### Information shown

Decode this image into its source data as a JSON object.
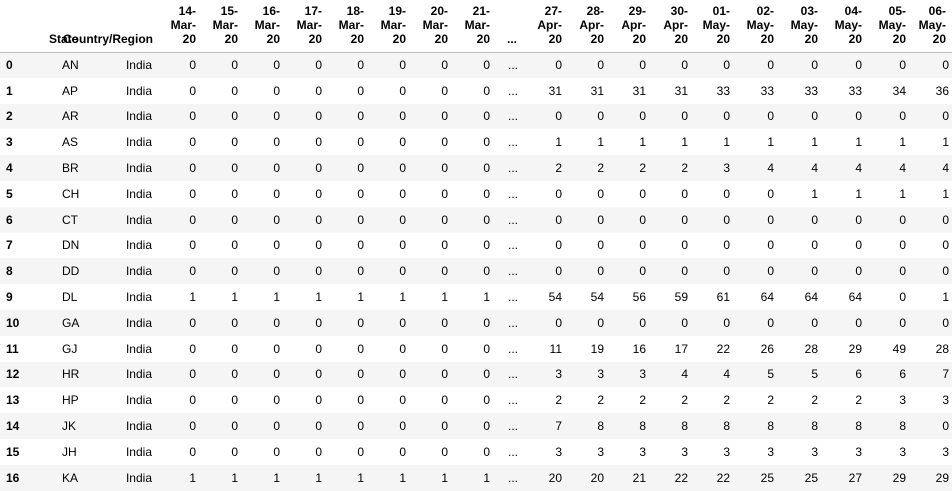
{
  "table": {
    "headers": {
      "index": "",
      "state": "State",
      "country": "Country/Region",
      "dates_left": [
        "14-\nMar-\n20",
        "15-\nMar-\n20",
        "16-\nMar-\n20",
        "17-\nMar-\n20",
        "18-\nMar-\n20",
        "19-\nMar-\n20",
        "20-\nMar-\n20",
        "21-\nMar-\n20"
      ],
      "ellipsis": "...",
      "dates_right": [
        "27-\nApr-\n20",
        "28-\nApr-\n20",
        "29-\nApr-\n20",
        "30-\nApr-\n20",
        "01-\nMay-\n20",
        "02-\nMay-\n20",
        "03-\nMay-\n20",
        "04-\nMay-\n20",
        "05-\nMay-\n20",
        "06-\nMay-\n20"
      ]
    },
    "rows": [
      {
        "index": "0",
        "state": "AN",
        "country": "India",
        "left": [
          "0",
          "0",
          "0",
          "0",
          "0",
          "0",
          "0",
          "0"
        ],
        "ellipsis": "...",
        "right": [
          "0",
          "0",
          "0",
          "0",
          "0",
          "0",
          "0",
          "0",
          "0",
          "0"
        ]
      },
      {
        "index": "1",
        "state": "AP",
        "country": "India",
        "left": [
          "0",
          "0",
          "0",
          "0",
          "0",
          "0",
          "0",
          "0"
        ],
        "ellipsis": "...",
        "right": [
          "31",
          "31",
          "31",
          "31",
          "33",
          "33",
          "33",
          "33",
          "34",
          "36"
        ]
      },
      {
        "index": "2",
        "state": "AR",
        "country": "India",
        "left": [
          "0",
          "0",
          "0",
          "0",
          "0",
          "0",
          "0",
          "0"
        ],
        "ellipsis": "...",
        "right": [
          "0",
          "0",
          "0",
          "0",
          "0",
          "0",
          "0",
          "0",
          "0",
          "0"
        ]
      },
      {
        "index": "3",
        "state": "AS",
        "country": "India",
        "left": [
          "0",
          "0",
          "0",
          "0",
          "0",
          "0",
          "0",
          "0"
        ],
        "ellipsis": "...",
        "right": [
          "1",
          "1",
          "1",
          "1",
          "1",
          "1",
          "1",
          "1",
          "1",
          "1"
        ]
      },
      {
        "index": "4",
        "state": "BR",
        "country": "India",
        "left": [
          "0",
          "0",
          "0",
          "0",
          "0",
          "0",
          "0",
          "0"
        ],
        "ellipsis": "...",
        "right": [
          "2",
          "2",
          "2",
          "2",
          "3",
          "4",
          "4",
          "4",
          "4",
          "4"
        ]
      },
      {
        "index": "5",
        "state": "CH",
        "country": "India",
        "left": [
          "0",
          "0",
          "0",
          "0",
          "0",
          "0",
          "0",
          "0"
        ],
        "ellipsis": "...",
        "right": [
          "0",
          "0",
          "0",
          "0",
          "0",
          "0",
          "1",
          "1",
          "1",
          "1"
        ]
      },
      {
        "index": "6",
        "state": "CT",
        "country": "India",
        "left": [
          "0",
          "0",
          "0",
          "0",
          "0",
          "0",
          "0",
          "0"
        ],
        "ellipsis": "...",
        "right": [
          "0",
          "0",
          "0",
          "0",
          "0",
          "0",
          "0",
          "0",
          "0",
          "0"
        ]
      },
      {
        "index": "7",
        "state": "DN",
        "country": "India",
        "left": [
          "0",
          "0",
          "0",
          "0",
          "0",
          "0",
          "0",
          "0"
        ],
        "ellipsis": "...",
        "right": [
          "0",
          "0",
          "0",
          "0",
          "0",
          "0",
          "0",
          "0",
          "0",
          "0"
        ]
      },
      {
        "index": "8",
        "state": "DD",
        "country": "India",
        "left": [
          "0",
          "0",
          "0",
          "0",
          "0",
          "0",
          "0",
          "0"
        ],
        "ellipsis": "...",
        "right": [
          "0",
          "0",
          "0",
          "0",
          "0",
          "0",
          "0",
          "0",
          "0",
          "0"
        ]
      },
      {
        "index": "9",
        "state": "DL",
        "country": "India",
        "left": [
          "1",
          "1",
          "1",
          "1",
          "1",
          "1",
          "1",
          "1"
        ],
        "ellipsis": "...",
        "right": [
          "54",
          "54",
          "56",
          "59",
          "61",
          "64",
          "64",
          "64",
          "0",
          "1"
        ]
      },
      {
        "index": "10",
        "state": "GA",
        "country": "India",
        "left": [
          "0",
          "0",
          "0",
          "0",
          "0",
          "0",
          "0",
          "0"
        ],
        "ellipsis": "...",
        "right": [
          "0",
          "0",
          "0",
          "0",
          "0",
          "0",
          "0",
          "0",
          "0",
          "0"
        ]
      },
      {
        "index": "11",
        "state": "GJ",
        "country": "India",
        "left": [
          "0",
          "0",
          "0",
          "0",
          "0",
          "0",
          "0",
          "0"
        ],
        "ellipsis": "...",
        "right": [
          "11",
          "19",
          "16",
          "17",
          "22",
          "26",
          "28",
          "29",
          "49",
          "28"
        ]
      },
      {
        "index": "12",
        "state": "HR",
        "country": "India",
        "left": [
          "0",
          "0",
          "0",
          "0",
          "0",
          "0",
          "0",
          "0"
        ],
        "ellipsis": "...",
        "right": [
          "3",
          "3",
          "3",
          "4",
          "4",
          "5",
          "5",
          "6",
          "6",
          "7"
        ]
      },
      {
        "index": "13",
        "state": "HP",
        "country": "India",
        "left": [
          "0",
          "0",
          "0",
          "0",
          "0",
          "0",
          "0",
          "0"
        ],
        "ellipsis": "...",
        "right": [
          "2",
          "2",
          "2",
          "2",
          "2",
          "2",
          "2",
          "2",
          "3",
          "3"
        ]
      },
      {
        "index": "14",
        "state": "JK",
        "country": "India",
        "left": [
          "0",
          "0",
          "0",
          "0",
          "0",
          "0",
          "0",
          "0"
        ],
        "ellipsis": "...",
        "right": [
          "7",
          "8",
          "8",
          "8",
          "8",
          "8",
          "8",
          "8",
          "8",
          "0"
        ]
      },
      {
        "index": "15",
        "state": "JH",
        "country": "India",
        "left": [
          "0",
          "0",
          "0",
          "0",
          "0",
          "0",
          "0",
          "0"
        ],
        "ellipsis": "...",
        "right": [
          "3",
          "3",
          "3",
          "3",
          "3",
          "3",
          "3",
          "3",
          "3",
          "3"
        ]
      },
      {
        "index": "16",
        "state": "KA",
        "country": "India",
        "left": [
          "1",
          "1",
          "1",
          "1",
          "1",
          "1",
          "1",
          "1"
        ],
        "ellipsis": "...",
        "right": [
          "20",
          "20",
          "21",
          "22",
          "22",
          "25",
          "25",
          "27",
          "29",
          "29"
        ]
      }
    ]
  }
}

######

Required task: Output the full set of records above without changing a word, and drop the images.

Task result:
Decode this image into its source data as a JSON object.
{
  "table": {
    "headers": {
      "index": "",
      "state": "State",
      "country": "Country/Region",
      "dates_left": [
        "14-\nMar-\n20",
        "15-\nMar-\n20",
        "16-\nMar-\n20",
        "17-\nMar-\n20",
        "18-\nMar-\n20",
        "19-\nMar-\n20",
        "20-\nMar-\n20",
        "21-\nMar-\n20"
      ],
      "ellipsis": "...",
      "dates_right": [
        "27-\nApr-\n20",
        "28-\nApr-\n20",
        "29-\nApr-\n20",
        "30-\nApr-\n20",
        "01-\nMay-\n20",
        "02-\nMay-\n20",
        "03-\nMay-\n20",
        "04-\nMay-\n20",
        "05-\nMay-\n20",
        "06-\nMay-\n20"
      ]
    },
    "rows": [
      {
        "index": "0",
        "state": "AN",
        "country": "India",
        "left": [
          "0",
          "0",
          "0",
          "0",
          "0",
          "0",
          "0",
          "0"
        ],
        "ellipsis": "...",
        "right": [
          "0",
          "0",
          "0",
          "0",
          "0",
          "0",
          "0",
          "0",
          "0",
          "0"
        ]
      },
      {
        "index": "1",
        "state": "AP",
        "country": "India",
        "left": [
          "0",
          "0",
          "0",
          "0",
          "0",
          "0",
          "0",
          "0"
        ],
        "ellipsis": "...",
        "right": [
          "31",
          "31",
          "31",
          "31",
          "33",
          "33",
          "33",
          "33",
          "34",
          "36"
        ]
      },
      {
        "index": "2",
        "state": "AR",
        "country": "India",
        "left": [
          "0",
          "0",
          "0",
          "0",
          "0",
          "0",
          "0",
          "0"
        ],
        "ellipsis": "...",
        "right": [
          "0",
          "0",
          "0",
          "0",
          "0",
          "0",
          "0",
          "0",
          "0",
          "0"
        ]
      },
      {
        "index": "3",
        "state": "AS",
        "country": "India",
        "left": [
          "0",
          "0",
          "0",
          "0",
          "0",
          "0",
          "0",
          "0"
        ],
        "ellipsis": "...",
        "right": [
          "1",
          "1",
          "1",
          "1",
          "1",
          "1",
          "1",
          "1",
          "1",
          "1"
        ]
      },
      {
        "index": "4",
        "state": "BR",
        "country": "India",
        "left": [
          "0",
          "0",
          "0",
          "0",
          "0",
          "0",
          "0",
          "0"
        ],
        "ellipsis": "...",
        "right": [
          "2",
          "2",
          "2",
          "2",
          "3",
          "4",
          "4",
          "4",
          "4",
          "4"
        ]
      },
      {
        "index": "5",
        "state": "CH",
        "country": "India",
        "left": [
          "0",
          "0",
          "0",
          "0",
          "0",
          "0",
          "0",
          "0"
        ],
        "ellipsis": "...",
        "right": [
          "0",
          "0",
          "0",
          "0",
          "0",
          "0",
          "1",
          "1",
          "1",
          "1"
        ]
      },
      {
        "index": "6",
        "state": "CT",
        "country": "India",
        "left": [
          "0",
          "0",
          "0",
          "0",
          "0",
          "0",
          "0",
          "0"
        ],
        "ellipsis": "...",
        "right": [
          "0",
          "0",
          "0",
          "0",
          "0",
          "0",
          "0",
          "0",
          "0",
          "0"
        ]
      },
      {
        "index": "7",
        "state": "DN",
        "country": "India",
        "left": [
          "0",
          "0",
          "0",
          "0",
          "0",
          "0",
          "0",
          "0"
        ],
        "ellipsis": "...",
        "right": [
          "0",
          "0",
          "0",
          "0",
          "0",
          "0",
          "0",
          "0",
          "0",
          "0"
        ]
      },
      {
        "index": "8",
        "state": "DD",
        "country": "India",
        "left": [
          "0",
          "0",
          "0",
          "0",
          "0",
          "0",
          "0",
          "0"
        ],
        "ellipsis": "...",
        "right": [
          "0",
          "0",
          "0",
          "0",
          "0",
          "0",
          "0",
          "0",
          "0",
          "0"
        ]
      },
      {
        "index": "9",
        "state": "DL",
        "country": "India",
        "left": [
          "1",
          "1",
          "1",
          "1",
          "1",
          "1",
          "1",
          "1"
        ],
        "ellipsis": "...",
        "right": [
          "54",
          "54",
          "56",
          "59",
          "61",
          "64",
          "64",
          "64",
          "0",
          "1"
        ]
      },
      {
        "index": "10",
        "state": "GA",
        "country": "India",
        "left": [
          "0",
          "0",
          "0",
          "0",
          "0",
          "0",
          "0",
          "0"
        ],
        "ellipsis": "...",
        "right": [
          "0",
          "0",
          "0",
          "0",
          "0",
          "0",
          "0",
          "0",
          "0",
          "0"
        ]
      },
      {
        "index": "11",
        "state": "GJ",
        "country": "India",
        "left": [
          "0",
          "0",
          "0",
          "0",
          "0",
          "0",
          "0",
          "0"
        ],
        "ellipsis": "...",
        "right": [
          "11",
          "19",
          "16",
          "17",
          "22",
          "26",
          "28",
          "29",
          "49",
          "28"
        ]
      },
      {
        "index": "12",
        "state": "HR",
        "country": "India",
        "left": [
          "0",
          "0",
          "0",
          "0",
          "0",
          "0",
          "0",
          "0"
        ],
        "ellipsis": "...",
        "right": [
          "3",
          "3",
          "3",
          "4",
          "4",
          "5",
          "5",
          "6",
          "6",
          "7"
        ]
      },
      {
        "index": "13",
        "state": "HP",
        "country": "India",
        "left": [
          "0",
          "0",
          "0",
          "0",
          "0",
          "0",
          "0",
          "0"
        ],
        "ellipsis": "...",
        "right": [
          "2",
          "2",
          "2",
          "2",
          "2",
          "2",
          "2",
          "2",
          "3",
          "3"
        ]
      },
      {
        "index": "14",
        "state": "JK",
        "country": "India",
        "left": [
          "0",
          "0",
          "0",
          "0",
          "0",
          "0",
          "0",
          "0"
        ],
        "ellipsis": "...",
        "right": [
          "7",
          "8",
          "8",
          "8",
          "8",
          "8",
          "8",
          "8",
          "8",
          "0"
        ]
      },
      {
        "index": "15",
        "state": "JH",
        "country": "India",
        "left": [
          "0",
          "0",
          "0",
          "0",
          "0",
          "0",
          "0",
          "0"
        ],
        "ellipsis": "...",
        "right": [
          "3",
          "3",
          "3",
          "3",
          "3",
          "3",
          "3",
          "3",
          "3",
          "3"
        ]
      },
      {
        "index": "16",
        "state": "KA",
        "country": "India",
        "left": [
          "1",
          "1",
          "1",
          "1",
          "1",
          "1",
          "1",
          "1"
        ],
        "ellipsis": "...",
        "right": [
          "20",
          "20",
          "21",
          "22",
          "22",
          "25",
          "25",
          "27",
          "29",
          "29"
        ]
      }
    ]
  }
}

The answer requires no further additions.